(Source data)
------------------------------------------------------------

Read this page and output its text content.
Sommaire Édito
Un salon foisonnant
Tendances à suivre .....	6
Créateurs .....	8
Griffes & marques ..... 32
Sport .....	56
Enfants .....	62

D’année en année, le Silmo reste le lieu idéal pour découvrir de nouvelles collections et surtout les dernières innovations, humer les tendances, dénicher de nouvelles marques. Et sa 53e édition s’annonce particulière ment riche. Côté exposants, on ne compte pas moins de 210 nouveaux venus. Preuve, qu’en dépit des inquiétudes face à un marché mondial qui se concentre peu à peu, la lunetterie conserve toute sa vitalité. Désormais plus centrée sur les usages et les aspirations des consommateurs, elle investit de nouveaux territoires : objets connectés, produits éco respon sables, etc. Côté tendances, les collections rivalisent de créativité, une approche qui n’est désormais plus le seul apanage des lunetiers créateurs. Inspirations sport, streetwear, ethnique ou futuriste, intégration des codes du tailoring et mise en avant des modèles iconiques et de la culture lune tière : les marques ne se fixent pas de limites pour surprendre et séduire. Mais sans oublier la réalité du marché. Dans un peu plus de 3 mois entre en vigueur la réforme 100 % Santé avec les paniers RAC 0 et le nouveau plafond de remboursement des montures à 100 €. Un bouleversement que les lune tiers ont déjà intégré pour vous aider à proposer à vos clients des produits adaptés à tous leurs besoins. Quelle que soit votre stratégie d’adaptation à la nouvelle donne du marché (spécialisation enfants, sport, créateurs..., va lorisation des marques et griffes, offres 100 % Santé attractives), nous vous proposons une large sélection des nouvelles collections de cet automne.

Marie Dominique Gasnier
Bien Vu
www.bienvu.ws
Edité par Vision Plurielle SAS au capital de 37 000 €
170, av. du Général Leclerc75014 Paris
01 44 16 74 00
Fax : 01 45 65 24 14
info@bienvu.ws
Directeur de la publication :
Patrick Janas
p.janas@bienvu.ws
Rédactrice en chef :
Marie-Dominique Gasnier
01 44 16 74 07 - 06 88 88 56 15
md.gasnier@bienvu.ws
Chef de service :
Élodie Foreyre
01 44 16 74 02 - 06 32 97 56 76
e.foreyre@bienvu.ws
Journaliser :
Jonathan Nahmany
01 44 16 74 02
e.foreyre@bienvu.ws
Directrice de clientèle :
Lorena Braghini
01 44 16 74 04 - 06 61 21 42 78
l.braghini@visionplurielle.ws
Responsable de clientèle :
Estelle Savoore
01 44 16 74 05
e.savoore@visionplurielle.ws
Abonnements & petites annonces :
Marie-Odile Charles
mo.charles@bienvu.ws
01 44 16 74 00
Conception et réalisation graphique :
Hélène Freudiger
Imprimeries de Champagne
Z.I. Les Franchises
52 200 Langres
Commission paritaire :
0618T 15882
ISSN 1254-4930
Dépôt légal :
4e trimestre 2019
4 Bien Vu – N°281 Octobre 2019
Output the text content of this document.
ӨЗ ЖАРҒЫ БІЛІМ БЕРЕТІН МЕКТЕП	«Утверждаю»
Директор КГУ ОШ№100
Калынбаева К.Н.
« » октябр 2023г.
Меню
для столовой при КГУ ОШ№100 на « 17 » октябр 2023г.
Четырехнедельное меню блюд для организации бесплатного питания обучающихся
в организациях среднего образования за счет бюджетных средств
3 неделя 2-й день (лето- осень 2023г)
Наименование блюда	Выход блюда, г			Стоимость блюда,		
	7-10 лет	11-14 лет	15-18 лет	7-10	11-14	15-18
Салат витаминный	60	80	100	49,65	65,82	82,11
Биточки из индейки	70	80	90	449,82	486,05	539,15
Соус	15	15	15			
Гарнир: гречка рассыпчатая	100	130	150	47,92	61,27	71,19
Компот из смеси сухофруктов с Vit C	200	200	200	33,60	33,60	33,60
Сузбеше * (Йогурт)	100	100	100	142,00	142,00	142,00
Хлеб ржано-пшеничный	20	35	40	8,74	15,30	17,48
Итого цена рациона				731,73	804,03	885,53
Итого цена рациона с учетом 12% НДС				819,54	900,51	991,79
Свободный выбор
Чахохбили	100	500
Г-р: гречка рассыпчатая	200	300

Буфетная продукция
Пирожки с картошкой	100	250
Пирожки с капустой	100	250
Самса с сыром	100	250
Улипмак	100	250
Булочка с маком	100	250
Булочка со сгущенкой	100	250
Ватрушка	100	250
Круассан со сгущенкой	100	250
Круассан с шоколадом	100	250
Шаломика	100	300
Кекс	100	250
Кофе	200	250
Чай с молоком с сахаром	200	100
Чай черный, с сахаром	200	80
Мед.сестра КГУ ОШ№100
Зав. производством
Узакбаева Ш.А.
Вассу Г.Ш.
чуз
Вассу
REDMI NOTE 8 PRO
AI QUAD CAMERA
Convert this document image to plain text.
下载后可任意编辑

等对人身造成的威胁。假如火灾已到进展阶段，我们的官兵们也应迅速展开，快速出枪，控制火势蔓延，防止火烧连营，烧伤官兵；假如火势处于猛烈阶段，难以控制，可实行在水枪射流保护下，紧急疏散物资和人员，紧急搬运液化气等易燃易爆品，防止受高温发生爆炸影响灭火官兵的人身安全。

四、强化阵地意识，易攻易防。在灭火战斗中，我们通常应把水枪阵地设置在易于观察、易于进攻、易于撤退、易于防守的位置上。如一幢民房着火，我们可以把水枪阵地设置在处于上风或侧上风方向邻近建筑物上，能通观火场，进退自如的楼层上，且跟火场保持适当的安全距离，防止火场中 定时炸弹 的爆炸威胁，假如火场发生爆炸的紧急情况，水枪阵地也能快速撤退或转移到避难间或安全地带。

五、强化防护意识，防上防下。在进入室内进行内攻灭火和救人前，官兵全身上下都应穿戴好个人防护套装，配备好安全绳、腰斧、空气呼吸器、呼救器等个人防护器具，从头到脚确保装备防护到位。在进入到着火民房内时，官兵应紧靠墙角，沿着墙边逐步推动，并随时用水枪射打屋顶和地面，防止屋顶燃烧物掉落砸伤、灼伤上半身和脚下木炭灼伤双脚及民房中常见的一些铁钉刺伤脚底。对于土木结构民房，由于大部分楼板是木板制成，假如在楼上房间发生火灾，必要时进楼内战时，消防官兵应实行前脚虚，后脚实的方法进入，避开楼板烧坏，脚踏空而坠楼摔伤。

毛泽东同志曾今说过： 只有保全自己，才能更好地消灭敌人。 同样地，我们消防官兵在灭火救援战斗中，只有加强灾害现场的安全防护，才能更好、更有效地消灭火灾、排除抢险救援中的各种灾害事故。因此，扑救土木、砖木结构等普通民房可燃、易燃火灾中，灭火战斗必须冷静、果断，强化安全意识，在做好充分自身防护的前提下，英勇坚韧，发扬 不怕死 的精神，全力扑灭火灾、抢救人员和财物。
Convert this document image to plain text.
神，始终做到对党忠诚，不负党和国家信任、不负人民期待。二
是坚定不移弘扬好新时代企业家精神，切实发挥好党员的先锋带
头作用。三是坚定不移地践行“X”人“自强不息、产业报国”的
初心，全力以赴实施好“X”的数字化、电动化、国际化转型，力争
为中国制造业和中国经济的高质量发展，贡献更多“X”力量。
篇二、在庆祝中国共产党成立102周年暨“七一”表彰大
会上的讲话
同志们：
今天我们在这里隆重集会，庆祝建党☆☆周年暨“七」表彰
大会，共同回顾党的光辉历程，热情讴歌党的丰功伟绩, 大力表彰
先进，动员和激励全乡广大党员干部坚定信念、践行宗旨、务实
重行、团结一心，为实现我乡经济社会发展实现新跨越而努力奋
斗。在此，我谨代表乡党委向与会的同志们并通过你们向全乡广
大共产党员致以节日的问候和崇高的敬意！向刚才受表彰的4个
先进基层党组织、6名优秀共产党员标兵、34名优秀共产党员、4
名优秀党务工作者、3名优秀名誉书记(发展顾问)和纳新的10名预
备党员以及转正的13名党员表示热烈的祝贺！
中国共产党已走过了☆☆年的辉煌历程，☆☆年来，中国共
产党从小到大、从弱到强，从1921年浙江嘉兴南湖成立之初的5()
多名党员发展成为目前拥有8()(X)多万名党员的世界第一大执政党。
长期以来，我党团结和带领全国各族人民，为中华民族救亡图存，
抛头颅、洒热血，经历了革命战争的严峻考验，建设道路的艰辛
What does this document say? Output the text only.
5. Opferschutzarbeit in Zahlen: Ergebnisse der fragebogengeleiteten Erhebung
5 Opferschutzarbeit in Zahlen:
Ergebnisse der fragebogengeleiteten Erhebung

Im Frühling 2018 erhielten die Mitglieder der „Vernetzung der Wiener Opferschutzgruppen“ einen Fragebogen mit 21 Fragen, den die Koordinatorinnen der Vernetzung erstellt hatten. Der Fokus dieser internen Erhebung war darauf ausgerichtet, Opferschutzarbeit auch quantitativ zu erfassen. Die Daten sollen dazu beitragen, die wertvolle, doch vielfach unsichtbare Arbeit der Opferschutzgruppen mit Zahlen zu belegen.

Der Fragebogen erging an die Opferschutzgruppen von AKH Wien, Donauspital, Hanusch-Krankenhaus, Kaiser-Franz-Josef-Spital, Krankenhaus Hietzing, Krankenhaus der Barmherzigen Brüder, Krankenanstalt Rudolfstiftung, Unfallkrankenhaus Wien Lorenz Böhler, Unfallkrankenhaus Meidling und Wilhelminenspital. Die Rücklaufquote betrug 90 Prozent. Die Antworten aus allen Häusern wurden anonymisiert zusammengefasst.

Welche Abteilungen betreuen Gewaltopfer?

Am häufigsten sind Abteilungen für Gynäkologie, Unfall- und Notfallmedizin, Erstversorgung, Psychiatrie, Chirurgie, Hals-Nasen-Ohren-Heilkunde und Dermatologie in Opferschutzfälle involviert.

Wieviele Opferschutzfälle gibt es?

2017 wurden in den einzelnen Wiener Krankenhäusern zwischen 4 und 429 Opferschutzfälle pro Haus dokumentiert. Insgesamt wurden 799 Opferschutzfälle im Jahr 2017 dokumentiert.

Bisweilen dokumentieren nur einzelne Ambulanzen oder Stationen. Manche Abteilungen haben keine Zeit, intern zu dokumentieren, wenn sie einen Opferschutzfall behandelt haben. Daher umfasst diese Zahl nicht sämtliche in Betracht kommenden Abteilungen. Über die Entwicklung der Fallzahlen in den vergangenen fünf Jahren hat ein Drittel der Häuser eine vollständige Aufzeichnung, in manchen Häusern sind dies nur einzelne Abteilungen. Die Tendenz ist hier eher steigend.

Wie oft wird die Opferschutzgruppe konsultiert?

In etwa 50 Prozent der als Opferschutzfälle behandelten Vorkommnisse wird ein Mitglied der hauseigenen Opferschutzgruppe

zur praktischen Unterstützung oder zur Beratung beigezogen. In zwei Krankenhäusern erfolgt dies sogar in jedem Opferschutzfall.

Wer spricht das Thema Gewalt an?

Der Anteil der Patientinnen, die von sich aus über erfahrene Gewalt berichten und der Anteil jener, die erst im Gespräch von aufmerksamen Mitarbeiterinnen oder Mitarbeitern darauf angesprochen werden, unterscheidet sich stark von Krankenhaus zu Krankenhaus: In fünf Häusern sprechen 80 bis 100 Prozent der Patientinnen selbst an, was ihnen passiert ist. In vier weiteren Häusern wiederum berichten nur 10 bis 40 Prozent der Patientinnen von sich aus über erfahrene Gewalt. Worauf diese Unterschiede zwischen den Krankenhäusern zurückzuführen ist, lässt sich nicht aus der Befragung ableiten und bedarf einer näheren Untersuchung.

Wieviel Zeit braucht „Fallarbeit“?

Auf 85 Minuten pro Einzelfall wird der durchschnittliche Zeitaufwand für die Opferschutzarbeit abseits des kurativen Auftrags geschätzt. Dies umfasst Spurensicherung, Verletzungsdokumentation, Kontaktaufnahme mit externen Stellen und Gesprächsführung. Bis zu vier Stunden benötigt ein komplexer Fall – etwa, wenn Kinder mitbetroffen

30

------------------------------------------------------------

What you should do: Scan the material above for the string "рассыпчатая" and report each line where you find it.

Complete output:
Гарнир: гречка рассыпчатая	100	130	150	47,92	61,27	71,19
Г-р: гречка рассыпчатая	200	300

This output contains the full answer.